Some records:
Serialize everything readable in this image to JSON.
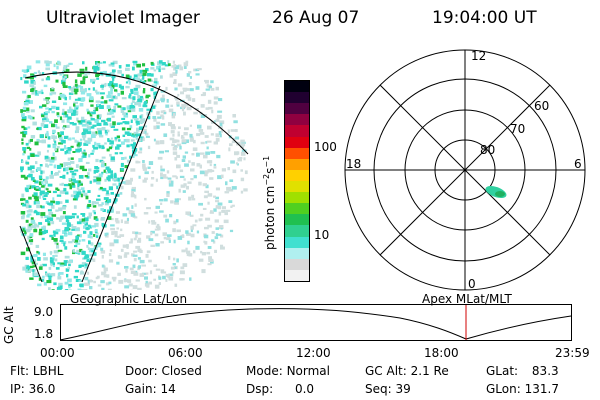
{
  "header": {
    "title": "Ultraviolet Imager",
    "date": "26 Aug 07",
    "time": "19:04:00 UT"
  },
  "colorbar": {
    "unit_text": "photon cm",
    "unit_sup1": "−2",
    "unit_mid": "s",
    "unit_sup2": "−1",
    "ticks": [
      "100",
      "10"
    ],
    "colors": [
      "#f2f2f2",
      "#d9d9d9",
      "#b0f0f0",
      "#40e0d0",
      "#30d090",
      "#20c050",
      "#50d020",
      "#a0e000",
      "#e0e000",
      "#ffd000",
      "#ffa000",
      "#ff5000",
      "#e00010",
      "#c00030",
      "#900040",
      "#500040",
      "#200030",
      "#000010"
    ]
  },
  "polar": {
    "lat_labels": [
      "80",
      "70",
      "60"
    ],
    "mlt_labels": [
      "12",
      "18",
      "6",
      "0"
    ]
  },
  "timeline": {
    "axis_label": "GC Alt",
    "left_caption": "Geographic Lat/Lon",
    "right_caption": "Apex MLat/MLT",
    "y_ticks": [
      "9.0",
      "1.8"
    ],
    "x_ticks": [
      "00:00",
      "06:00",
      "12:00",
      "18:00",
      "23:59"
    ],
    "marker_color": "#d00000"
  },
  "status": {
    "row1": [
      {
        "label": "Flt:",
        "value": "LBHL"
      },
      {
        "label": "Door:",
        "value": "Closed"
      },
      {
        "label": "Mode:",
        "value": "Normal"
      },
      {
        "label": "GC Alt:",
        "value": "2.1 Re"
      },
      {
        "label": "GLat:",
        "value": "83.3"
      }
    ],
    "row2": [
      {
        "label": "IP:",
        "value": "36.0"
      },
      {
        "label": "Gain:",
        "value": "14"
      },
      {
        "label": "Dsp:",
        "value": "0.0"
      },
      {
        "label": "Seq:",
        "value": "39"
      },
      {
        "label": "GLon:",
        "value": "131.7"
      }
    ]
  }
}
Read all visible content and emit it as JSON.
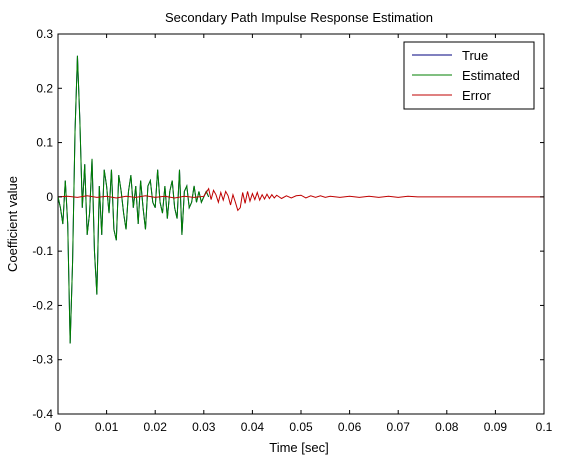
{
  "chart_data": {
    "type": "line",
    "title": "Secondary Path Impulse Response Estimation",
    "xlabel": "Time [sec]",
    "ylabel": "Coefficient value",
    "xlim": [
      0,
      0.1
    ],
    "ylim": [
      -0.4,
      0.3
    ],
    "x_ticks": [
      0,
      0.01,
      0.02,
      0.03,
      0.04,
      0.05,
      0.06,
      0.07,
      0.08,
      0.09,
      0.1
    ],
    "x_tick_labels": [
      "0",
      "0.01",
      "0.02",
      "0.03",
      "0.04",
      "0.05",
      "0.06",
      "0.07",
      "0.08",
      "0.09",
      "0.1"
    ],
    "y_ticks": [
      0.3,
      0.2,
      0.1,
      0,
      -0.1,
      -0.2,
      -0.3,
      -0.4
    ],
    "y_tick_labels": [
      "0.3",
      "0.2",
      "0.1",
      "0",
      "-0.1",
      "-0.2",
      "-0.3",
      "-0.4"
    ],
    "grid": false,
    "legend_position": "top-right",
    "series": [
      {
        "name": "True",
        "color": "#00007f",
        "x": [
          0,
          0.0005,
          0.001,
          0.0015,
          0.002,
          0.0025,
          0.003,
          0.0035,
          0.004,
          0.0045,
          0.005,
          0.0055,
          0.006,
          0.0065,
          0.007,
          0.0075,
          0.008,
          0.0085,
          0.009,
          0.0095,
          0.01,
          0.0105,
          0.011,
          0.0115,
          0.012,
          0.0125,
          0.013,
          0.0135,
          0.014,
          0.0145,
          0.015,
          0.0155,
          0.016,
          0.0165,
          0.017,
          0.0175,
          0.018,
          0.0185,
          0.019,
          0.0195,
          0.02,
          0.0205,
          0.021,
          0.0215,
          0.022,
          0.0225,
          0.023,
          0.0235,
          0.024,
          0.0245,
          0.025,
          0.0255,
          0.026,
          0.0265,
          0.027,
          0.0275,
          0.028,
          0.0285,
          0.029,
          0.0295,
          0.03,
          0.0305,
          0.031
        ],
        "y": [
          0,
          -0.02,
          -0.05,
          0.03,
          -0.05,
          -0.27,
          -0.12,
          0.12,
          0.26,
          0.14,
          -0.02,
          0.06,
          -0.07,
          -0.03,
          0.07,
          -0.1,
          -0.18,
          0.02,
          -0.07,
          0.05,
          0.02,
          -0.03,
          0.05,
          -0.06,
          -0.08,
          0.04,
          0.01,
          -0.03,
          -0.06,
          0.01,
          0.04,
          -0.02,
          0.02,
          -0.05,
          0.03,
          -0.02,
          -0.06,
          0.02,
          0.03,
          -0.01,
          -0.02,
          0.05,
          -0.01,
          -0.03,
          0.02,
          -0.04,
          0.01,
          0.03,
          -0.02,
          -0.04,
          0.05,
          -0.07,
          0.01,
          0.02,
          -0.02,
          -0.01,
          0.02,
          -0.01,
          0.01,
          -0.01,
          0.0,
          0.01,
          0.0
        ]
      },
      {
        "name": "Estimated",
        "color": "#007f00",
        "x": [
          0,
          0.0005,
          0.001,
          0.0015,
          0.002,
          0.0025,
          0.003,
          0.0035,
          0.004,
          0.0045,
          0.005,
          0.0055,
          0.006,
          0.0065,
          0.007,
          0.0075,
          0.008,
          0.0085,
          0.009,
          0.0095,
          0.01,
          0.0105,
          0.011,
          0.0115,
          0.012,
          0.0125,
          0.013,
          0.0135,
          0.014,
          0.0145,
          0.015,
          0.0155,
          0.016,
          0.0165,
          0.017,
          0.0175,
          0.018,
          0.0185,
          0.019,
          0.0195,
          0.02,
          0.0205,
          0.021,
          0.0215,
          0.022,
          0.0225,
          0.023,
          0.0235,
          0.024,
          0.0245,
          0.025,
          0.0255,
          0.026,
          0.0265,
          0.027,
          0.0275,
          0.028,
          0.0285,
          0.029,
          0.0295,
          0.03,
          0.0305,
          0.031
        ],
        "y": [
          0,
          -0.02,
          -0.05,
          0.03,
          -0.05,
          -0.27,
          -0.12,
          0.12,
          0.26,
          0.14,
          -0.02,
          0.06,
          -0.07,
          -0.03,
          0.07,
          -0.1,
          -0.18,
          0.02,
          -0.07,
          0.05,
          0.02,
          -0.03,
          0.05,
          -0.06,
          -0.08,
          0.04,
          0.01,
          -0.03,
          -0.06,
          0.01,
          0.04,
          -0.02,
          0.02,
          -0.05,
          0.03,
          -0.02,
          -0.06,
          0.02,
          0.03,
          -0.01,
          -0.02,
          0.05,
          -0.01,
          -0.03,
          0.02,
          -0.04,
          0.01,
          0.03,
          -0.02,
          -0.04,
          0.05,
          -0.07,
          0.01,
          0.02,
          -0.02,
          -0.01,
          0.02,
          -0.01,
          0.01,
          -0.01,
          0.0,
          0.01,
          0.0
        ]
      },
      {
        "name": "Error",
        "color": "#bf0000",
        "x": [
          0,
          0.002,
          0.004,
          0.006,
          0.008,
          0.01,
          0.012,
          0.014,
          0.016,
          0.018,
          0.02,
          0.022,
          0.024,
          0.026,
          0.028,
          0.03,
          0.031,
          0.0315,
          0.032,
          0.0325,
          0.033,
          0.0335,
          0.034,
          0.0345,
          0.035,
          0.0355,
          0.036,
          0.0365,
          0.037,
          0.0375,
          0.038,
          0.0385,
          0.039,
          0.0395,
          0.04,
          0.0405,
          0.041,
          0.0415,
          0.042,
          0.0425,
          0.043,
          0.0435,
          0.044,
          0.0445,
          0.045,
          0.046,
          0.047,
          0.048,
          0.049,
          0.05,
          0.051,
          0.052,
          0.053,
          0.054,
          0.055,
          0.056,
          0.058,
          0.06,
          0.062,
          0.064,
          0.066,
          0.068,
          0.07,
          0.072,
          0.074,
          0.08,
          0.09,
          0.1
        ],
        "y": [
          0,
          0.001,
          -0.001,
          0.002,
          -0.001,
          0.001,
          -0.002,
          0.001,
          -0.001,
          0.002,
          -0.001,
          0.001,
          -0.002,
          0.001,
          -0.001,
          0.001,
          0.015,
          -0.005,
          0.012,
          0.004,
          -0.01,
          0.008,
          -0.006,
          0.01,
          0.002,
          -0.015,
          0.004,
          -0.01,
          -0.025,
          -0.02,
          0.008,
          -0.012,
          0.01,
          -0.008,
          0.006,
          -0.005,
          0.008,
          -0.006,
          0.004,
          -0.004,
          0.005,
          -0.003,
          0.004,
          -0.002,
          0.003,
          -0.003,
          0.002,
          -0.002,
          0.002,
          0.003,
          -0.002,
          0.002,
          -0.001,
          0.002,
          -0.001,
          0.001,
          -0.001,
          0.001,
          -0.001,
          0.001,
          -0.001,
          0.001,
          -0.001,
          0.001,
          0.0,
          0.0,
          0.0,
          0.0
        ]
      }
    ]
  }
}
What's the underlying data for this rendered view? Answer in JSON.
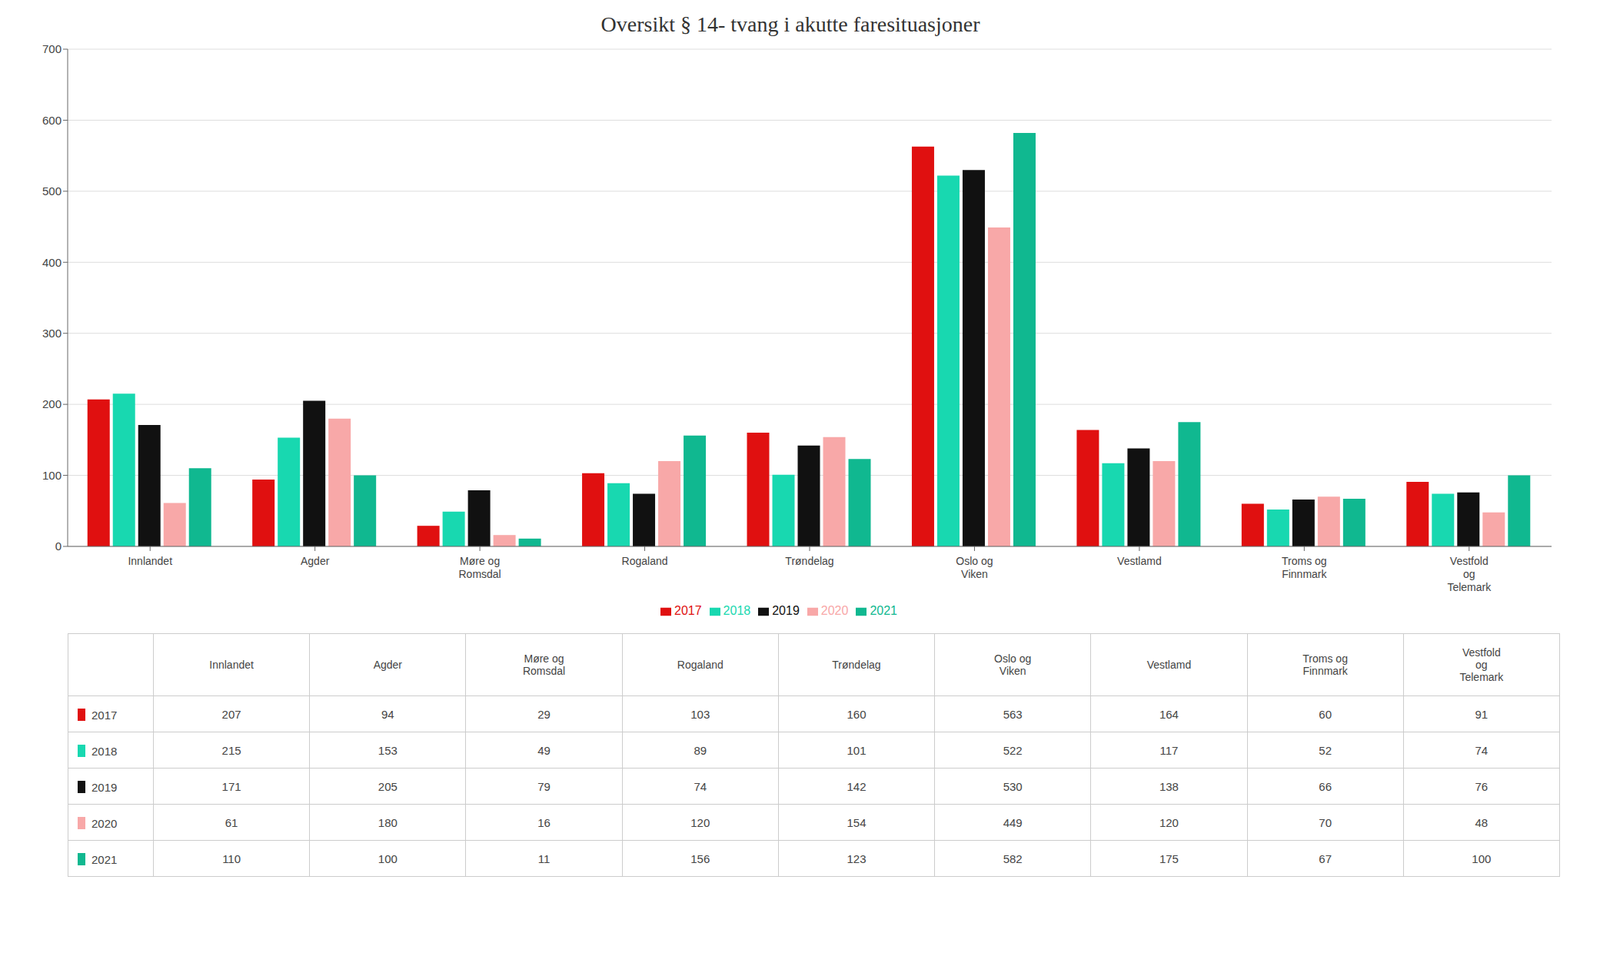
{
  "chart_data": {
    "type": "bar",
    "title": "Oversikt § 14- tvang i akutte faresituasjoner",
    "categories": [
      "Innlandet",
      "Agder",
      "Møre og\nRomsdal",
      "Rogaland",
      "Trøndelag",
      "Oslo og\nViken",
      "Vestlamd",
      "Troms og\nFinnmark",
      "Vestfold\nog\nTelemark"
    ],
    "series": [
      {
        "name": "2017",
        "color": "#e01010",
        "values": [
          207,
          94,
          29,
          103,
          160,
          563,
          164,
          60,
          91
        ]
      },
      {
        "name": "2018",
        "color": "#18d8b0",
        "values": [
          215,
          153,
          49,
          89,
          101,
          522,
          117,
          52,
          74
        ]
      },
      {
        "name": "2019",
        "color": "#111111",
        "values": [
          171,
          205,
          79,
          74,
          142,
          530,
          138,
          66,
          76
        ]
      },
      {
        "name": "2020",
        "color": "#f8a8a8",
        "values": [
          61,
          180,
          16,
          120,
          154,
          449,
          120,
          70,
          48
        ]
      },
      {
        "name": "2021",
        "color": "#10b890",
        "values": [
          110,
          100,
          11,
          156,
          123,
          582,
          175,
          67,
          100
        ]
      }
    ],
    "ylim": [
      0,
      700
    ],
    "yticks": [
      0,
      100,
      200,
      300,
      400,
      500,
      600,
      700
    ],
    "grid": true,
    "legend": "bottom"
  }
}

**Task**
For the records above, state how many lines include the string "JSON", giving the number and nothing else.

**Answer to this task**
3